++++ EXCERPTED DATA ++++

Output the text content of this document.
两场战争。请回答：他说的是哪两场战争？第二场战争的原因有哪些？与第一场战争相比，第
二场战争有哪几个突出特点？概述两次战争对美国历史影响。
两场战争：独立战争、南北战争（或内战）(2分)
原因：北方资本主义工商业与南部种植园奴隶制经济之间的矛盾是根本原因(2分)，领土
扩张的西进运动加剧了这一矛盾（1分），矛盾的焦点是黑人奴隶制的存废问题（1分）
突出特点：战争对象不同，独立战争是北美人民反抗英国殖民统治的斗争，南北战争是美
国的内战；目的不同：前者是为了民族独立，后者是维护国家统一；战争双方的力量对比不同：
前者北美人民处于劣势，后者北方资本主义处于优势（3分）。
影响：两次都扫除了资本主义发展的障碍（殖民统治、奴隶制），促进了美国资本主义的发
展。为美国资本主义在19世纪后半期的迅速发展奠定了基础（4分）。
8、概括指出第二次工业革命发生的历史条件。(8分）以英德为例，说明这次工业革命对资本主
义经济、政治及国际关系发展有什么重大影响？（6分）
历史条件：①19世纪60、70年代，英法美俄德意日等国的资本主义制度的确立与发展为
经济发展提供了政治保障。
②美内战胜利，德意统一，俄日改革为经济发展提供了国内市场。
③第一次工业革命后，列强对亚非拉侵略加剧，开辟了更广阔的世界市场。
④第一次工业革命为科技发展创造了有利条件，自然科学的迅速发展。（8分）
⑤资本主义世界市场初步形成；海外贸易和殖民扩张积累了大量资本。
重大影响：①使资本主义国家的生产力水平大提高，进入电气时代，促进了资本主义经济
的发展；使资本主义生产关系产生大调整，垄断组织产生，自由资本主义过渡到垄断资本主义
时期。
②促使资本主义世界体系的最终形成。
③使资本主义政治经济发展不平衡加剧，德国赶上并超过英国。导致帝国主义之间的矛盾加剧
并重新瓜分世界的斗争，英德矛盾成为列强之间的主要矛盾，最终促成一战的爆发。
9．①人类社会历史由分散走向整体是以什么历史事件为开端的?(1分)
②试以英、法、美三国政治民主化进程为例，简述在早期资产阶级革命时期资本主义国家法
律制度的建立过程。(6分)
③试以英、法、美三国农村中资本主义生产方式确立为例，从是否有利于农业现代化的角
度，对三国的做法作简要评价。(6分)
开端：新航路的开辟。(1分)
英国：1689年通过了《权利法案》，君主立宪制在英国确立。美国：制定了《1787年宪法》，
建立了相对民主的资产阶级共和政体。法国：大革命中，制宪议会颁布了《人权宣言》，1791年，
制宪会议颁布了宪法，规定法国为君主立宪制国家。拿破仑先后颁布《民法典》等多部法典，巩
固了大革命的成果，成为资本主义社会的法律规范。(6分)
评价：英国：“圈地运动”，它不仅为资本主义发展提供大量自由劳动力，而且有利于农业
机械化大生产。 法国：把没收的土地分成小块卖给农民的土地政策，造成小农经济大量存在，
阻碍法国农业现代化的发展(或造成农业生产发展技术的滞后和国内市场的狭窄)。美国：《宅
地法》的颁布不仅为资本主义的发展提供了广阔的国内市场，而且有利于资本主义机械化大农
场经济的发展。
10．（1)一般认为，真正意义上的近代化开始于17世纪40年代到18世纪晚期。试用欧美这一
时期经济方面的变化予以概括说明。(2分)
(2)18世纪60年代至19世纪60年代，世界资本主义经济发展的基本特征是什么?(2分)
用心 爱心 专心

++++

TASK TO CARRY OUT: From the data, collect all lines where the string "两场战争" appears.

FULL ANSWER:
两场战争。请回答：他说的是哪两场战争？第二场战争的原因有哪些？与第一场战争相比，第
两场战争：独立战争、南北战争（或内战）(2分)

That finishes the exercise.